DOCUMENT TEXT
--- --- ---

IV.  REGULATORY ANALYSIS, ADDITIONAL FINDINGS OF FACT

AND CONCLUSIONS OF LAW

 

A.        30 C.F.R. § 75.203(b)

 

            The Secretary claims that section 75.203(b) includes two independent duties: (1) use of a sightline or other directional control; and (2) maintenance of the projected direction of mining. (Sec’y Br. at 7–8.) According to the Secretary, “[w]ithout the requirement to maintain the projected direction of mining, sightlines serve no purpose.” (Sec’y Br. at 7.) Moreover, the Secretary claims that such a requirement is “unique to 30 C.F.R. § 75.203(b)” and is “imposed by the plain language of the standard.” (Id. at 7–8.)

 

            Regulatory interpretation is a two-step process. First, unambiguous regulatory provisions “must be enforced as they are written unless the regulator clearly intended the words to have a different meaning or unless such meaning would lead to absurd results.” Jim Walter Res., Inc., 28 FMSHRC 579, 587 (Aug. 2006) (citing Dyer v. United States, 832 F.2d 1062, 1066 (9th Cir. 1987), and Utah Power & Light Co., 11 FMSHRC 1926, 1930 (Oct. 1989)). The meaning of regulations are “ascertain[ed] . . . not in isolation, but rather in the context in which those regulations occur.” Wolf Run Mining Co., 32 FMSHRC 1669, 1681 (Dec. 2010) (citing RAG Shoshone Coal Corp., 26 FMSHRC 75, 80 & n.7 (Feb. 2004)). Second, if the meaning of the regulation is ambiguous, the Secretary’s reasonable interpretation of the regulation is entitled to deference. Mach Mining, LLC, 34 FMSHRC 1784, 1806 (Aug. 2012).

--- --- ---

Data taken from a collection

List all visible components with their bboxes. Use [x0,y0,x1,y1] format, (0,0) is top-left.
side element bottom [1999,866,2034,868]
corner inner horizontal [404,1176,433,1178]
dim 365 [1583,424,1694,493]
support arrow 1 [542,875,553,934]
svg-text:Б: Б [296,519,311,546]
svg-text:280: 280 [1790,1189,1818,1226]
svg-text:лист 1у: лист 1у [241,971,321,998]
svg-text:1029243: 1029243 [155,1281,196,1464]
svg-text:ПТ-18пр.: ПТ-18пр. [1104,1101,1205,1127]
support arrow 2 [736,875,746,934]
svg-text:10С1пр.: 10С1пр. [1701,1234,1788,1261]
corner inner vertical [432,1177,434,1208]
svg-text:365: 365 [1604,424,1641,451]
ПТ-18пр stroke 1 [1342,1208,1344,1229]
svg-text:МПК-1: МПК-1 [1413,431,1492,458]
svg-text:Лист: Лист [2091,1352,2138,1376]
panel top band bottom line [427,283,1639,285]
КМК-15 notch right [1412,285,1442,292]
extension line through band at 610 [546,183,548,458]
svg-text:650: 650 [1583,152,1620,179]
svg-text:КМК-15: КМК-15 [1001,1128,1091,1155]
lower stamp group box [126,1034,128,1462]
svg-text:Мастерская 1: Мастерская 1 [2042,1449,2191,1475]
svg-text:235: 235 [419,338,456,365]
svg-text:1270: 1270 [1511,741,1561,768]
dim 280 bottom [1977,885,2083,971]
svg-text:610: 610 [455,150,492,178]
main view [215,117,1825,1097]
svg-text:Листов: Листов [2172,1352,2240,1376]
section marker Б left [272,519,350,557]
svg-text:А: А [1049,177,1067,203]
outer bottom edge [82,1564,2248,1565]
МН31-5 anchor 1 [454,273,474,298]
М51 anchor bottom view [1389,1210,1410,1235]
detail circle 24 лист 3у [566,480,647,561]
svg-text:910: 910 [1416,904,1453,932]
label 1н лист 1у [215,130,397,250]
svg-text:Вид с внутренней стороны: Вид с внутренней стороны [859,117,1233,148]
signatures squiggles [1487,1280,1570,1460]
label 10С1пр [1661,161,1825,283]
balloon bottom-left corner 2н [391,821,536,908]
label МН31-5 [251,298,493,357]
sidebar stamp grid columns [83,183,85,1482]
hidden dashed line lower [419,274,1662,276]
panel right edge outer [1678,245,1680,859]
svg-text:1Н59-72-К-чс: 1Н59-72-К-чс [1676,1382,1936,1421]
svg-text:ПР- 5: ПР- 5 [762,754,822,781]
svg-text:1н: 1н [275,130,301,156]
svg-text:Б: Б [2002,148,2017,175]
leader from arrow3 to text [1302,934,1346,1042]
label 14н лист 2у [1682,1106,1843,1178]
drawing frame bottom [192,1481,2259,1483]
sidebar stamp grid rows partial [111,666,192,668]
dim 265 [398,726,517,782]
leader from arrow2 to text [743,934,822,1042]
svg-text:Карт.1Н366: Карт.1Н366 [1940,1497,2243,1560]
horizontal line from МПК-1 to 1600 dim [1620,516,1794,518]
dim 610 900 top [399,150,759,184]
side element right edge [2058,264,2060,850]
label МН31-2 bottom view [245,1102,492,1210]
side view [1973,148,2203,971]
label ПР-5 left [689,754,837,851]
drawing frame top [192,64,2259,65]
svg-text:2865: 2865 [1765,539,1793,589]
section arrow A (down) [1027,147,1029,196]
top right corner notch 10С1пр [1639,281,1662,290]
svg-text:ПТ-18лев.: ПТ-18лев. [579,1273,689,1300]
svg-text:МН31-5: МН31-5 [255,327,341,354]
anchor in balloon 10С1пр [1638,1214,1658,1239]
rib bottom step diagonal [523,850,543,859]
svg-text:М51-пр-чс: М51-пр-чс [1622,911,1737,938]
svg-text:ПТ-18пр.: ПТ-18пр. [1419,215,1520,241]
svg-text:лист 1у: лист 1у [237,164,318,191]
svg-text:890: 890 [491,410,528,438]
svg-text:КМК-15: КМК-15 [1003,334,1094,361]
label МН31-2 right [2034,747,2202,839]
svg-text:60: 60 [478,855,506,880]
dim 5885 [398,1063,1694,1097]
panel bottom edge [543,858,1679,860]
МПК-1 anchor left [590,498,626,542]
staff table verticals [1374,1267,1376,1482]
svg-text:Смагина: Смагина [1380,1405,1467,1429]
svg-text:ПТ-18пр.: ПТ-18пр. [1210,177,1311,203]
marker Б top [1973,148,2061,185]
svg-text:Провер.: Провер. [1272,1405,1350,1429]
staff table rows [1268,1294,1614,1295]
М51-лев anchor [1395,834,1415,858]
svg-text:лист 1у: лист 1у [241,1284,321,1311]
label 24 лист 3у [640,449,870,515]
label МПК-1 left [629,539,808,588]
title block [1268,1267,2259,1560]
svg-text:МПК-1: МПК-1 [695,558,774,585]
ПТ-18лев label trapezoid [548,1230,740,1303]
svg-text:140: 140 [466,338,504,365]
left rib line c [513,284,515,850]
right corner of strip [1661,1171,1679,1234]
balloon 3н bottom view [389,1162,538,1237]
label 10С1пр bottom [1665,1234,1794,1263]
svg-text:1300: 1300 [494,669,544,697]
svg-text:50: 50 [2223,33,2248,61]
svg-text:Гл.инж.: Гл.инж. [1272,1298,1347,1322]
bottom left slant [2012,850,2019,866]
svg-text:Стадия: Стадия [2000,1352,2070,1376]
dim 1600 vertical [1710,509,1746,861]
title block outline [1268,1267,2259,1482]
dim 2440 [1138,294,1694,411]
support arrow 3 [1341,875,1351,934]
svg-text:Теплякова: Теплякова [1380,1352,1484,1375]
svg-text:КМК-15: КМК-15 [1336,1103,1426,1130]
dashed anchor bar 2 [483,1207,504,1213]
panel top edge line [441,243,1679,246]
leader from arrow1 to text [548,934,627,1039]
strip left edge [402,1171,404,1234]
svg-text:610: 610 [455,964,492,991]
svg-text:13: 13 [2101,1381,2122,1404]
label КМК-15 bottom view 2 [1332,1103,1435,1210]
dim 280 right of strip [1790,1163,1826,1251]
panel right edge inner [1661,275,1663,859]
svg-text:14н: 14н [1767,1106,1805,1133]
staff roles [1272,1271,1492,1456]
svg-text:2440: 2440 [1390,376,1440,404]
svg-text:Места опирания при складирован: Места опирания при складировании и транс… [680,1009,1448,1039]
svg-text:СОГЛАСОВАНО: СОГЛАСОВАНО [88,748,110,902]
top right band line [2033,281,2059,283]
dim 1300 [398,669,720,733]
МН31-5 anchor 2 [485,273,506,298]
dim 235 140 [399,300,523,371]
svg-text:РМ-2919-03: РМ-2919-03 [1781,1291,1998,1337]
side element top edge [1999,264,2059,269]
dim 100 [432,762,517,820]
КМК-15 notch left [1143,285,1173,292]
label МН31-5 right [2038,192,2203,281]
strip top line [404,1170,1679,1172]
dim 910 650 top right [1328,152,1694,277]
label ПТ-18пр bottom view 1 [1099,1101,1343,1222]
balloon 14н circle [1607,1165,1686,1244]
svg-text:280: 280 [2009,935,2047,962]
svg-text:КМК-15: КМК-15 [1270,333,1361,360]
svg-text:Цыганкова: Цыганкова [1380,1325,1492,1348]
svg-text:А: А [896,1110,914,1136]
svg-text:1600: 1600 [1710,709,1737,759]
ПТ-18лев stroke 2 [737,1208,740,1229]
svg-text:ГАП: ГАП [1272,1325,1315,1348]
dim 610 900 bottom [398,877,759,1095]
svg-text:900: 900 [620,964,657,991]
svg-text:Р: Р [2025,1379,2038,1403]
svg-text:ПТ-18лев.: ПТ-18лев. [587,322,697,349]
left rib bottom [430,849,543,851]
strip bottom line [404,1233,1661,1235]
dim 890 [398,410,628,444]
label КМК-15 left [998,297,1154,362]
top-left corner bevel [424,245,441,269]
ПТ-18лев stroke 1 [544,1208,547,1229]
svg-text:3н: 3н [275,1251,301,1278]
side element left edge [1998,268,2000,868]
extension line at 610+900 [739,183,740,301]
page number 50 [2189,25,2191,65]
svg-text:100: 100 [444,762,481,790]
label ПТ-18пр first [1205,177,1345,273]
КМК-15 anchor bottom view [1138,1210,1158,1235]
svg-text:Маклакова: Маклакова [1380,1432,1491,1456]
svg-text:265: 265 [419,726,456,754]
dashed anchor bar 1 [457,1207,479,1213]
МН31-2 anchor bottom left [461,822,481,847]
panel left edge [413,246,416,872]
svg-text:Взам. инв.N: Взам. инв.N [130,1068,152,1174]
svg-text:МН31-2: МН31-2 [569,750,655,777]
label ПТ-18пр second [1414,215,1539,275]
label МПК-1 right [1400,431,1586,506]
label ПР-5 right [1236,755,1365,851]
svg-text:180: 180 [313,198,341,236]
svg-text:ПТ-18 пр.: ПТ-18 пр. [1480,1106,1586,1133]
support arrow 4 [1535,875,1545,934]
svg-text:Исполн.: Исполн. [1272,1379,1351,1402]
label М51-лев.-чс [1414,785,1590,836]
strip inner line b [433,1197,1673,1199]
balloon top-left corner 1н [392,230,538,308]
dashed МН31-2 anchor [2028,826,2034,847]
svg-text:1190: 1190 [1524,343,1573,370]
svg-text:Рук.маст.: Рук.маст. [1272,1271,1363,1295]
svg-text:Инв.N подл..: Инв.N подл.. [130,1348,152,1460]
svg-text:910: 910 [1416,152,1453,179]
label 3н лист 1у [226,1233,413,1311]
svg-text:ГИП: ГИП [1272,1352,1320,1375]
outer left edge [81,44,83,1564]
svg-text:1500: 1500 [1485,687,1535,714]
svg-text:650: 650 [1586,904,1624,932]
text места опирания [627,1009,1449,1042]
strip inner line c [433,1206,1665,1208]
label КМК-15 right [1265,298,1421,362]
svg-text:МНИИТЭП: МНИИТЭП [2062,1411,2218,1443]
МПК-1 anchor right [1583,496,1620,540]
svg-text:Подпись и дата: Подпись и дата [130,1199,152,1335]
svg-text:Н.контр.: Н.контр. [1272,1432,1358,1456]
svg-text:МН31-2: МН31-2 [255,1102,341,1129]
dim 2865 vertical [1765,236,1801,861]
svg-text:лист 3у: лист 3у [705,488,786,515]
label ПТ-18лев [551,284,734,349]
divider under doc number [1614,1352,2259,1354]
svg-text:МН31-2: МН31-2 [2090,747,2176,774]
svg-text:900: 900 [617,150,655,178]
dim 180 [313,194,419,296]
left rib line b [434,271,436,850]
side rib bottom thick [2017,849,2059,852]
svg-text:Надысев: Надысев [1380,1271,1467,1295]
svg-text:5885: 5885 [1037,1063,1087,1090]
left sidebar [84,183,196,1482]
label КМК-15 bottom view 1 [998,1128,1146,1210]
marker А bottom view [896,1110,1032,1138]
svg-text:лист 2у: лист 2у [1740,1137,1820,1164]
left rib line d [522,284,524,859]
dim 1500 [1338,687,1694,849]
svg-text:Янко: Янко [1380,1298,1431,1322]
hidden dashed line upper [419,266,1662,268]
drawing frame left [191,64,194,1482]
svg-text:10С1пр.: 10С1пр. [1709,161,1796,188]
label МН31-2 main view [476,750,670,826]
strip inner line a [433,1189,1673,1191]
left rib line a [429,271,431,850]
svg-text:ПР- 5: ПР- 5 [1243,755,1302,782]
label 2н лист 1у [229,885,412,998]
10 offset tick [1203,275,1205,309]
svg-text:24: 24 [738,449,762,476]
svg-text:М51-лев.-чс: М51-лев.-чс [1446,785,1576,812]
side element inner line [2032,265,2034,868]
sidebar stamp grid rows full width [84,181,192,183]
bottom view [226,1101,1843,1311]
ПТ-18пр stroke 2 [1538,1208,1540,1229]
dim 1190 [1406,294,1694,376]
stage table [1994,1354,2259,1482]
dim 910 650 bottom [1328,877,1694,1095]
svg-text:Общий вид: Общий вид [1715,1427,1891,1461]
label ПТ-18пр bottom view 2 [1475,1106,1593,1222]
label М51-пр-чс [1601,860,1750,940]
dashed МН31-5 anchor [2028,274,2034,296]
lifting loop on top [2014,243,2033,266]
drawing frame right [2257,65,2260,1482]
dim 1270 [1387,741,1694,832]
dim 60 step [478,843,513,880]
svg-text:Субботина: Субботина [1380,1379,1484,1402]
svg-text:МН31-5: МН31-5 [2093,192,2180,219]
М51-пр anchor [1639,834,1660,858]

--- --- ---

EXERCISES TO COMPLETE
[A] According to the regulatory analysis, what two independent duties does the Secretary say section 75.203(b) includes?
[B] Decide whether each statement agrees with the regulatory analysis: (i) the Secretary claims the requirement to maintain the projected direction of mining is unique to 30 C.F.R. § 75.203(b); (ii) regulatory interpretation is described as a three-step process; (iii) when a regulation's meaning is ambiguous, the Secretary's reasonable interpretation of it is entitled to deference.
[C] Copy the passage of the regulatory analysis starting with "The Secretary claims that section" and going on through "(Id. at 7–8.)".

PER-TASK ANSWERS
[A] Use of a sightline or other directional control, and maintenance of the projected direction of mining.

[B]
(i) Yes: "unique to 30 C.F.R. § 75.203(b)"
(ii) No: "Regulatory interpretation is a two-step process."
(iii) Yes: "if the meaning of the regulation is ambiguous, the Secretary’s reasonable interpretation of the regulation is entitled to deference"

[C]
The Secretary claims that section 75.203(b) includes two independent duties: (1) use of a sightline or other directional control; and (2) maintenance of the projected direction of mining. (Sec’y Br. at 7–8.) According to the Secretary, “[w]ithout the requirement to maintain the projected direction of mining, sightlines serve no purpose.” (Sec’y Br. at 7.) Moreover, the Secretary claims that such a requirement is “unique to 30 C.F.R. § 75.203(b)” and is “imposed by the plain language of the standard.” (Id. at 7–8.)